Exercise directions: Write out the data again in full, exactly as it reads.

___ The input ___

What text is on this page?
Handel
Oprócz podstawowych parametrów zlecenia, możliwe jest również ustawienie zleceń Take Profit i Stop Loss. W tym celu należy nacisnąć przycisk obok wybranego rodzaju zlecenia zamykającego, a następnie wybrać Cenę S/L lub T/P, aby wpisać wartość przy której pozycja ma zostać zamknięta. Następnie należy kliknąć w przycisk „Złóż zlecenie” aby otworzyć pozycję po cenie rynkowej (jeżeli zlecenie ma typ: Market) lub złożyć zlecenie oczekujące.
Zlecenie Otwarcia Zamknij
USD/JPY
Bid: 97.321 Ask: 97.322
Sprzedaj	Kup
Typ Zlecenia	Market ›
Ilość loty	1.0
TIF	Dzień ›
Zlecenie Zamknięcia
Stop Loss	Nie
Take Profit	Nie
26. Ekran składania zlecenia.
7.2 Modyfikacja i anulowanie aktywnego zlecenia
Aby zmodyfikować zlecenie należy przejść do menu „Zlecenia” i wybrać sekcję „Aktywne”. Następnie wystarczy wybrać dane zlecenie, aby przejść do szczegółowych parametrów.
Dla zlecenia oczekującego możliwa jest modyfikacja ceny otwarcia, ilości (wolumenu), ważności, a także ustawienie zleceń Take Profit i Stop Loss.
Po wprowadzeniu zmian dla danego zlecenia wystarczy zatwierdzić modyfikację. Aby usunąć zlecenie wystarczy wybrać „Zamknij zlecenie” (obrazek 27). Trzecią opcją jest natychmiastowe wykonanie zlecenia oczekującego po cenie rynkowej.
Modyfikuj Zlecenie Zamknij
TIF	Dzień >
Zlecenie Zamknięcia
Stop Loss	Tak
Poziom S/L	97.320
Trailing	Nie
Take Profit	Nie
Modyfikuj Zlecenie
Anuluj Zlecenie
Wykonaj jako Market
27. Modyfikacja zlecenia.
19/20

___

Result of the exercise:
What text is on this page?
Handel
Oprócz podstawowych parametrów zlecenia, możliwe jest również ustawienie zleceń Take Profit i Stop Loss. W tym celu należy nacisnąć przycisk obok wybranego rodzaju zlecenia zamykającego, a następnie wybrać Cenę S/L lub T/P, aby wpisać wartość przy której pozycja ma zostać zamknięta. Następnie należy kliknąć w przycisk „Złóż zlecenie” aby otworzyć pozycję po cenie rynkowej (jeżeli zlecenie ma typ: Market) lub złożyć zlecenie oczekujące.
Zlecenie Otwarcia Zamknij
USD/JPY
Bid: 97.321 Ask: 97.322
Sprzedaj	Kup
Typ Zlecenia	Market ›
Ilość loty	1.0
TIF	Dzień ›
Zlecenie Zamknięcia
Stop Loss	Nie
Take Profit	Nie
26. Ekran składania zlecenia.
7.2 Modyfikacja i anulowanie aktywnego zlecenia
Aby zmodyfikować zlecenie należy przejść do menu „Zlecenia” i wybrać sekcję „Aktywne”. Następnie wystarczy wybrać dane zlecenie, aby przejść do szczegółowych parametrów.
Dla zlecenia oczekującego możliwa jest modyfikacja ceny otwarcia, ilości (wolumenu), ważności, a także ustawienie zleceń Take Profit i Stop Loss.
Po wprowadzeniu zmian dla danego zlecenia wystarczy zatwierdzić modyfikację. Aby usunąć zlecenie wystarczy wybrać „Zamknij zlecenie” (obrazek 27). Trzecią opcją jest natychmiastowe wykonanie zlecenia oczekującego po cenie rynkowej.
Modyfikuj Zlecenie Zamknij
TIF	Dzień >
Zlecenie Zamknięcia
Stop Loss	Tak
Poziom S/L	97.320
Trailing	Nie
Take Profit	Nie
Modyfikuj Zlecenie
Anuluj Zlecenie
Wykonaj jako Market
27. Modyfikacja zlecenia.
19/20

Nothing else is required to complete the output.